Exercise objective:
Convert the listing, from its first line through the line containing "event-image-tam-jacobs[interactable] bbox=[254, 511, 328, 607]", into a Markdown table with two columns: Row for the line number and Entry for the line itself. Include both end lines and omit any blank lines.

Records for processing:
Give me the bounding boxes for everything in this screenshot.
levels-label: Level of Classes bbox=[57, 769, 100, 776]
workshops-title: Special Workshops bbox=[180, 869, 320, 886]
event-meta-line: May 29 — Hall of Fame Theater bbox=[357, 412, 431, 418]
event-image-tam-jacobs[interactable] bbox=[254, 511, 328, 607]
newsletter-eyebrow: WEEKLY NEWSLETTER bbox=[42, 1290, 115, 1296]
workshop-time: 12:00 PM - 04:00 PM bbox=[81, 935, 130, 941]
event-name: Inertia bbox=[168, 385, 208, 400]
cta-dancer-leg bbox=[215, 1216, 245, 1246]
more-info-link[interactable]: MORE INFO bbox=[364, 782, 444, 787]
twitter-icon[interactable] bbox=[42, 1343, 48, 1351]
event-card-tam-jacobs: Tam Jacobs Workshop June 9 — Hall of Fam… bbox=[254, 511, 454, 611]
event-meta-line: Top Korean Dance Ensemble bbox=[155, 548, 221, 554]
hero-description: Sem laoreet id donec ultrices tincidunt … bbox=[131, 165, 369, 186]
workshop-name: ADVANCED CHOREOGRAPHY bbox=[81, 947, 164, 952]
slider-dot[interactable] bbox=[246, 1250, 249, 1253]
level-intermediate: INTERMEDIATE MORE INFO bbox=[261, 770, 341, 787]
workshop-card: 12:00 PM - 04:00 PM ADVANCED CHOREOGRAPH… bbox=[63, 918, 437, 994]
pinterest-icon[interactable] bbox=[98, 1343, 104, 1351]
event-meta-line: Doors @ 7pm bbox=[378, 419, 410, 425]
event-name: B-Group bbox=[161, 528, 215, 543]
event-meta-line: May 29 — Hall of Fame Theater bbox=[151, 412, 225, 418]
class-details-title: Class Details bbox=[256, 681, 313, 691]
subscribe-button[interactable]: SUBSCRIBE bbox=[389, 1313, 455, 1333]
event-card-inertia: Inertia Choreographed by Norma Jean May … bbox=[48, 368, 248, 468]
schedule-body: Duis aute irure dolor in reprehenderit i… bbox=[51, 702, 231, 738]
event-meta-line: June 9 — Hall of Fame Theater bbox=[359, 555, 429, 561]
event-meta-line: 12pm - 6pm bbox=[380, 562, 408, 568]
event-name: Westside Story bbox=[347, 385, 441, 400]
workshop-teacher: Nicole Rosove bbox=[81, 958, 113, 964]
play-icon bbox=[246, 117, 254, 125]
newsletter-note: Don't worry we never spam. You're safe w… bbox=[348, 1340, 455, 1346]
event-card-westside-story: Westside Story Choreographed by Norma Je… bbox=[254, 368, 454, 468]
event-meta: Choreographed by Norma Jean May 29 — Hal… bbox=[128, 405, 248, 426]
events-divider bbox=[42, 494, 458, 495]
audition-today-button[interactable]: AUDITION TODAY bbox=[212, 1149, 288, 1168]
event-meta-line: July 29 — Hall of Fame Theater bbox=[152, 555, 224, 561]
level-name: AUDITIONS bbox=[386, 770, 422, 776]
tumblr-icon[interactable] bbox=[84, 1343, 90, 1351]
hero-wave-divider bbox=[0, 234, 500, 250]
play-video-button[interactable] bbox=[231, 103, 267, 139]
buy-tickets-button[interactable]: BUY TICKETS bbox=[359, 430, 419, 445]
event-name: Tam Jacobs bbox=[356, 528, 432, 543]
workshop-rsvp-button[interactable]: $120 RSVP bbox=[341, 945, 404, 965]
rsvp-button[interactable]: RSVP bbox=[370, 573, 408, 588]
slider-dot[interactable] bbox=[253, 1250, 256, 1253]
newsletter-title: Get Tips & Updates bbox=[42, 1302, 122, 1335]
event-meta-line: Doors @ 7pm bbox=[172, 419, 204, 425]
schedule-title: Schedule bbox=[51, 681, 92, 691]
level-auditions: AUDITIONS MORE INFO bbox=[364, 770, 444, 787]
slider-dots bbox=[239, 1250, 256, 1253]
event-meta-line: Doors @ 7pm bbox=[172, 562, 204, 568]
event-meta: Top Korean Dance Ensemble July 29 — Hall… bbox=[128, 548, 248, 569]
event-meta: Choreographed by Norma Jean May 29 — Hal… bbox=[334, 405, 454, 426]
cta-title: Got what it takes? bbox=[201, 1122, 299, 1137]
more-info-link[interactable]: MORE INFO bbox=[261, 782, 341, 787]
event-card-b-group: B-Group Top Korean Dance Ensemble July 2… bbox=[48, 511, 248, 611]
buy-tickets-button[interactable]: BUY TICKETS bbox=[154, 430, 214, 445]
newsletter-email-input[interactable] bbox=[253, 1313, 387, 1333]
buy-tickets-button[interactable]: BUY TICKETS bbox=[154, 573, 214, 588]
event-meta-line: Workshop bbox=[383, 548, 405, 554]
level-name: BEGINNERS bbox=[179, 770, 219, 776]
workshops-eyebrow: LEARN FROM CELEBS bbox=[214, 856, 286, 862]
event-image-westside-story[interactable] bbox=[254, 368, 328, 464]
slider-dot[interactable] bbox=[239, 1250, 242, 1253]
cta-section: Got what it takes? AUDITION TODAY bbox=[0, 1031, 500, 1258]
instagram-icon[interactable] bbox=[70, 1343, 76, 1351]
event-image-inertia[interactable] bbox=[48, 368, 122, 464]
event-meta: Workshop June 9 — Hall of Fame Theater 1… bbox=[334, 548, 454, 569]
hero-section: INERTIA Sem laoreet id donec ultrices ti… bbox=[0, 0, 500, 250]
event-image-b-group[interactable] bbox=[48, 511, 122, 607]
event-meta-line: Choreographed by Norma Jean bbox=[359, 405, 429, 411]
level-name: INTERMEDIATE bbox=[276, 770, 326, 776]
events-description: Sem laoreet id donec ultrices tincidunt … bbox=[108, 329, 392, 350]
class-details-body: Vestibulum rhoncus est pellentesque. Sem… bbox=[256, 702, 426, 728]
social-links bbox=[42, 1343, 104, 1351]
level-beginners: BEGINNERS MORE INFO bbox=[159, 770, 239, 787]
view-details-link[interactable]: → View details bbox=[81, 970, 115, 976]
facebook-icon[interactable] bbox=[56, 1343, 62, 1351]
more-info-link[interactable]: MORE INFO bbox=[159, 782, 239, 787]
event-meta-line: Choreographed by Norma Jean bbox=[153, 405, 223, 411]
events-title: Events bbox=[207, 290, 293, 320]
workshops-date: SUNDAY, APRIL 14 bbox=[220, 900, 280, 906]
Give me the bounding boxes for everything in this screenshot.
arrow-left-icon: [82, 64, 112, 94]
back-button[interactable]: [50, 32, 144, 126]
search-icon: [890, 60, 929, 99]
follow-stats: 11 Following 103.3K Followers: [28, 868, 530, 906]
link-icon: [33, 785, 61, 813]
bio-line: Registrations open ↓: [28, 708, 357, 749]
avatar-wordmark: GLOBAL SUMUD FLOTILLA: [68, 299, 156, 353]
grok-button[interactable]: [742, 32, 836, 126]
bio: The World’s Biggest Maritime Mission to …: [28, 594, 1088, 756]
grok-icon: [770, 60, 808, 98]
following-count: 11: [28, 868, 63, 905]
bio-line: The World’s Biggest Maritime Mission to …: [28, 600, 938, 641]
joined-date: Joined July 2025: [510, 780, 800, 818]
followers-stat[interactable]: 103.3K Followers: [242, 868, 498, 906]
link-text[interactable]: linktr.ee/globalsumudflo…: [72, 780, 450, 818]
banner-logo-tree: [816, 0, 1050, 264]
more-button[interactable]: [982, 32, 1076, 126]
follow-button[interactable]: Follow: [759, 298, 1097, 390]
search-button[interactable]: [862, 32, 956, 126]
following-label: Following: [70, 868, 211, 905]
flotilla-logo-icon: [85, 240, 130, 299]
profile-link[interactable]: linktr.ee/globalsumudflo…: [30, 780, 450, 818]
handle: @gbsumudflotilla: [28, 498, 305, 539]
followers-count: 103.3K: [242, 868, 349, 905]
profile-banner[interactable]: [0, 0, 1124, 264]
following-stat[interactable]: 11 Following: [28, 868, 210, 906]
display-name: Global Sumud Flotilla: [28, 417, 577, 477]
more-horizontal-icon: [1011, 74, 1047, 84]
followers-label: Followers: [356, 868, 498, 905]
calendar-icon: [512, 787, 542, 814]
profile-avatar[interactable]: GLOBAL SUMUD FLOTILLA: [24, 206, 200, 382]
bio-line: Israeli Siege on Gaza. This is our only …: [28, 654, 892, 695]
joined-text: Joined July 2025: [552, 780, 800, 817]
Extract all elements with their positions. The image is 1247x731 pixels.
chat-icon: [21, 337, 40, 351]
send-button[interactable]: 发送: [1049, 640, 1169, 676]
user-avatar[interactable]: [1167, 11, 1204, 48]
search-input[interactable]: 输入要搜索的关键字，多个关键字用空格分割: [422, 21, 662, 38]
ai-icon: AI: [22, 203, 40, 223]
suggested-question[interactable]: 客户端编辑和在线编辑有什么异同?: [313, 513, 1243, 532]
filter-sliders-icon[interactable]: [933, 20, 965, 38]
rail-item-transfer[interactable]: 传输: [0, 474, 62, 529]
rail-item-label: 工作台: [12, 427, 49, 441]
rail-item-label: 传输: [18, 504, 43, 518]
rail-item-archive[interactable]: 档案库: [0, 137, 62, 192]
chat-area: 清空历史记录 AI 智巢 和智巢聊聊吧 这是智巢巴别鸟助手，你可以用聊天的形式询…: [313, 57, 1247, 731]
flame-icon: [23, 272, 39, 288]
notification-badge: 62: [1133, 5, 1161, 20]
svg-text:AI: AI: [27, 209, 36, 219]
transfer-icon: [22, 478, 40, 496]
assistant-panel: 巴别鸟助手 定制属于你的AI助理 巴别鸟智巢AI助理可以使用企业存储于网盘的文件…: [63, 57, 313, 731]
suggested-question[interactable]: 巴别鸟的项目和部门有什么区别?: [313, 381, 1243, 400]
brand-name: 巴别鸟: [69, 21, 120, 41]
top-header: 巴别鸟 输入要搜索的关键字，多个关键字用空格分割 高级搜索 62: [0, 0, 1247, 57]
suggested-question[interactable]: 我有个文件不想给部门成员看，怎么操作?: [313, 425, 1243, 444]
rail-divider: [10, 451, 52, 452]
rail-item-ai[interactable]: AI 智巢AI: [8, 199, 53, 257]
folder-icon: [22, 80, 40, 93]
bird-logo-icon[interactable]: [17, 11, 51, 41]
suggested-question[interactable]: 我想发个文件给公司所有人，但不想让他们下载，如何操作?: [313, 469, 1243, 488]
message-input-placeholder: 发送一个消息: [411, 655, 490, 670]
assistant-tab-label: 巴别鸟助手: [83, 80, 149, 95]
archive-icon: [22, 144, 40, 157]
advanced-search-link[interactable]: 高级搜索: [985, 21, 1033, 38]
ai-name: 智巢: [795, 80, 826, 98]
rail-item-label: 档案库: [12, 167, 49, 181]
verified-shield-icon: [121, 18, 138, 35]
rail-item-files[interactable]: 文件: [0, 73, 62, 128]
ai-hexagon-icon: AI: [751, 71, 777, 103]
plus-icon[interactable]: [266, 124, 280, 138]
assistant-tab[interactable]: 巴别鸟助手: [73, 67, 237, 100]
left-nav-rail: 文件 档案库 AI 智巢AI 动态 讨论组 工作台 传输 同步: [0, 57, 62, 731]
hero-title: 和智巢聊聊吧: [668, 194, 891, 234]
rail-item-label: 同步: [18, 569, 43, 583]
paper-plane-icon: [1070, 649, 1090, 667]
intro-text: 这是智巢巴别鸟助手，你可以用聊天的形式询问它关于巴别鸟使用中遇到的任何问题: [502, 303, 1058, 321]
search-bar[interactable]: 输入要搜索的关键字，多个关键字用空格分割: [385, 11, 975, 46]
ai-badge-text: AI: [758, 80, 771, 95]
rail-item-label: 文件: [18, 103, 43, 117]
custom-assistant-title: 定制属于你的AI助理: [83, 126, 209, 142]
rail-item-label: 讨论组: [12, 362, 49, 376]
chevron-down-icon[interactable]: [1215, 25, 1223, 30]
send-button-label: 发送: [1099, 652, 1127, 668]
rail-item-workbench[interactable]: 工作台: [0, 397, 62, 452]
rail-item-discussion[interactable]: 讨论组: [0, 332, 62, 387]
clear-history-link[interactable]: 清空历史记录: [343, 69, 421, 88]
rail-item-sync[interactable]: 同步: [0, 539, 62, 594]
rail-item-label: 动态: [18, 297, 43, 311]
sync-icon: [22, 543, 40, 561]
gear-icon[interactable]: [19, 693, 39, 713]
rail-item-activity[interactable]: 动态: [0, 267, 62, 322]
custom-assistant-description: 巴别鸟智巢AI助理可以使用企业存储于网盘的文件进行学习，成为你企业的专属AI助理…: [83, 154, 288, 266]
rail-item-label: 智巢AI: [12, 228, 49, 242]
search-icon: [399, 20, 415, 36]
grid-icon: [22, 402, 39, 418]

Answer to the problem:
| Row | Entry |
|---|---|
| 1 | Give me the bounding boxes for everything in this screenshot. |
| 2 | levels-label: Level of Classes bbox=[57, 769, 100, 776] |
| 3 | workshops-title: Special Workshops bbox=[180, 869, 320, 886] |
| 4 | event-meta-line: May 29 — Hall of Fame Theater bbox=[357, 412, 431, 418] |
| 5 | event-image-tam-jacobs[interactable] bbox=[254, 511, 328, 607] |